TO BE DONE ▸ Each entry below should be reproduced character for character.

----

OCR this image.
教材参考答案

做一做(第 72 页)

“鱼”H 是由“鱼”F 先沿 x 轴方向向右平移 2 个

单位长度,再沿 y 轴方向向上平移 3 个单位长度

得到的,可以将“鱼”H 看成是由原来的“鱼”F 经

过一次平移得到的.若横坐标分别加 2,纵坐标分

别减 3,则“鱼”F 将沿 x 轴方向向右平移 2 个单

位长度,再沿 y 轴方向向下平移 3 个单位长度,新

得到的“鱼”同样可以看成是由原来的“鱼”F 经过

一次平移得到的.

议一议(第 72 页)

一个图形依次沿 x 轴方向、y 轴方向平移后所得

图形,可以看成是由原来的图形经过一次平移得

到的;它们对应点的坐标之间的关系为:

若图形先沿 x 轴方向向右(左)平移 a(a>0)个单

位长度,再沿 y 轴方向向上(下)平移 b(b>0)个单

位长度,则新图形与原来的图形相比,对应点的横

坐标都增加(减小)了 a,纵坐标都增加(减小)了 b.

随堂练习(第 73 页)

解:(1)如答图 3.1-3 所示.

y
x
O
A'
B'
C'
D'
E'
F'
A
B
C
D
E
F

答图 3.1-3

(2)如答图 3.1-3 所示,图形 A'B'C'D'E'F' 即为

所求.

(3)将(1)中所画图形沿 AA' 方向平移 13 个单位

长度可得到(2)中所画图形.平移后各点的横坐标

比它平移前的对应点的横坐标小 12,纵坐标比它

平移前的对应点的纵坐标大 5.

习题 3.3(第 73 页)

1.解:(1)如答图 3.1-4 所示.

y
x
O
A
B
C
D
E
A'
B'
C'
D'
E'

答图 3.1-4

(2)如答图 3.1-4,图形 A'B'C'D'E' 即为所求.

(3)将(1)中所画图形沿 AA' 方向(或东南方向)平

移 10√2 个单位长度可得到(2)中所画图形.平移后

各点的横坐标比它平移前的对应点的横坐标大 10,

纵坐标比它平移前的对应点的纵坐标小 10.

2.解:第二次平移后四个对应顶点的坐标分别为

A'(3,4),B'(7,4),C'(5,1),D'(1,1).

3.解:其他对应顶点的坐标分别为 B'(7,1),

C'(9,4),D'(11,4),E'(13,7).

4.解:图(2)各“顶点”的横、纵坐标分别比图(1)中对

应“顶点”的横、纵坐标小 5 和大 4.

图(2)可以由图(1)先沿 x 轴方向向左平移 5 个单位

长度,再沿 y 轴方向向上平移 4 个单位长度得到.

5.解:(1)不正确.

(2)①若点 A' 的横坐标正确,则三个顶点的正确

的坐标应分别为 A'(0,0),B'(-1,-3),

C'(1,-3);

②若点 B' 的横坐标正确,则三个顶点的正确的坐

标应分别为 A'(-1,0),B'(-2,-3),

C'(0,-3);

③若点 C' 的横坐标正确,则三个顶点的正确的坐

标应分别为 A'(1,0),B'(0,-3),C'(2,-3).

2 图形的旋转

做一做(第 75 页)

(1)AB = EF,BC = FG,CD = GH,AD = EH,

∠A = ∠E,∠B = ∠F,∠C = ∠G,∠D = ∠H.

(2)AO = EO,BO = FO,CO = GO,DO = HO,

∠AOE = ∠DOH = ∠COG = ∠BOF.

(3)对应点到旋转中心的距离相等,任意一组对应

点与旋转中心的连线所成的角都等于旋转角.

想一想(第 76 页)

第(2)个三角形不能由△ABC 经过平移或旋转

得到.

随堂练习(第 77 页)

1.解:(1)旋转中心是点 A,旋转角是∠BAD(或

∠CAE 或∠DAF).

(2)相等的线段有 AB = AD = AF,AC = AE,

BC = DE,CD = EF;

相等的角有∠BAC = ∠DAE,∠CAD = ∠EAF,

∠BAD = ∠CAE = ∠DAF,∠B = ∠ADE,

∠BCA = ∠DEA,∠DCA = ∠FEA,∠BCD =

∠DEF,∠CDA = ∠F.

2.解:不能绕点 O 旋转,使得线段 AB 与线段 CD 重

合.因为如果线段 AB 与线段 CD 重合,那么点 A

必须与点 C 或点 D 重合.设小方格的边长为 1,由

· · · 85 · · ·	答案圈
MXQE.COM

----

WRITTEN RESPONSE ▸
OCR this image.
教材参考答案

做一做(第 72 页)

“鱼”H 是由“鱼”F 先沿 x 轴方向向右平移 2 个

单位长度,再沿 y 轴方向向上平移 3 个单位长度

得到的,可以将“鱼”H 看成是由原来的“鱼”F 经

过一次平移得到的.若横坐标分别加 2,纵坐标分

别减 3,则“鱼”F 将沿 x 轴方向向右平移 2 个单

位长度,再沿 y 轴方向向下平移 3 个单位长度,新

得到的“鱼”同样可以看成是由原来的“鱼”F 经过

一次平移得到的.

议一议(第 72 页)

一个图形依次沿 x 轴方向、y 轴方向平移后所得

图形,可以看成是由原来的图形经过一次平移得

到的;它们对应点的坐标之间的关系为:

若图形先沿 x 轴方向向右(左)平移 a(a>0)个单

位长度,再沿 y 轴方向向上(下)平移 b(b>0)个单

位长度,则新图形与原来的图形相比,对应点的横

坐标都增加(减小)了 a,纵坐标都增加(减小)了 b.

随堂练习(第 73 页)

解:(1)如答图 3.1-3 所示.

y
x
O
A'
B'
C'
D'
E'
F'
A
B
C
D
E
F

答图 3.1-3

(2)如答图 3.1-3 所示,图形 A'B'C'D'E'F' 即为

所求.

(3)将(1)中所画图形沿 AA' 方向平移 13 个单位

长度可得到(2)中所画图形.平移后各点的横坐标

比它平移前的对应点的横坐标小 12,纵坐标比它

平移前的对应点的纵坐标大 5.

习题 3.3(第 73 页)

1.解:(1)如答图 3.1-4 所示.

y
x
O
A
B
C
D
E
A'
B'
C'
D'
E'

答图 3.1-4

(2)如答图 3.1-4,图形 A'B'C'D'E' 即为所求.

(3)将(1)中所画图形沿 AA' 方向(或东南方向)平

移 10√2 个单位长度可得到(2)中所画图形.平移后

各点的横坐标比它平移前的对应点的横坐标大 10,

纵坐标比它平移前的对应点的纵坐标小 10.

2.解:第二次平移后四个对应顶点的坐标分别为

A'(3,4),B'(7,4),C'(5,1),D'(1,1).

3.解:其他对应顶点的坐标分别为 B'(7,1),

C'(9,4),D'(11,4),E'(13,7).

4.解:图(2)各“顶点”的横、纵坐标分别比图(1)中对

应“顶点”的横、纵坐标小 5 和大 4.

图(2)可以由图(1)先沿 x 轴方向向左平移 5 个单位

长度,再沿 y 轴方向向上平移 4 个单位长度得到.

5.解:(1)不正确.

(2)①若点 A' 的横坐标正确,则三个顶点的正确

的坐标应分别为 A'(0,0),B'(-1,-3),

C'(1,-3);

②若点 B' 的横坐标正确,则三个顶点的正确的坐

标应分别为 A'(-1,0),B'(-2,-3),

C'(0,-3);

③若点 C' 的横坐标正确,则三个顶点的正确的坐

标应分别为 A'(1,0),B'(0,-3),C'(2,-3).

2 图形的旋转

做一做(第 75 页)

(1)AB = EF,BC = FG,CD = GH,AD = EH,

∠A = ∠E,∠B = ∠F,∠C = ∠G,∠D = ∠H.

(2)AO = EO,BO = FO,CO = GO,DO = HO,

∠AOE = ∠DOH = ∠COG = ∠BOF.

(3)对应点到旋转中心的距离相等,任意一组对应

点与旋转中心的连线所成的角都等于旋转角.

想一想(第 76 页)

第(2)个三角形不能由△ABC 经过平移或旋转

得到.

随堂练习(第 77 页)

1.解:(1)旋转中心是点 A,旋转角是∠BAD(或

∠CAE 或∠DAF).

(2)相等的线段有 AB = AD = AF,AC = AE,

BC = DE,CD = EF;

相等的角有∠BAC = ∠DAE,∠CAD = ∠EAF,

∠BAD = ∠CAE = ∠DAF,∠B = ∠ADE,

∠BCA = ∠DEA,∠DCA = ∠FEA,∠BCD =

∠DEF,∠CDA = ∠F.

2.解:不能绕点 O 旋转,使得线段 AB 与线段 CD 重

合.因为如果线段 AB 与线段 CD 重合,那么点 A

必须与点 C 或点 D 重合.设小方格的边长为 1,由

· · · 85 · · ·	答案圈
MXQE.COM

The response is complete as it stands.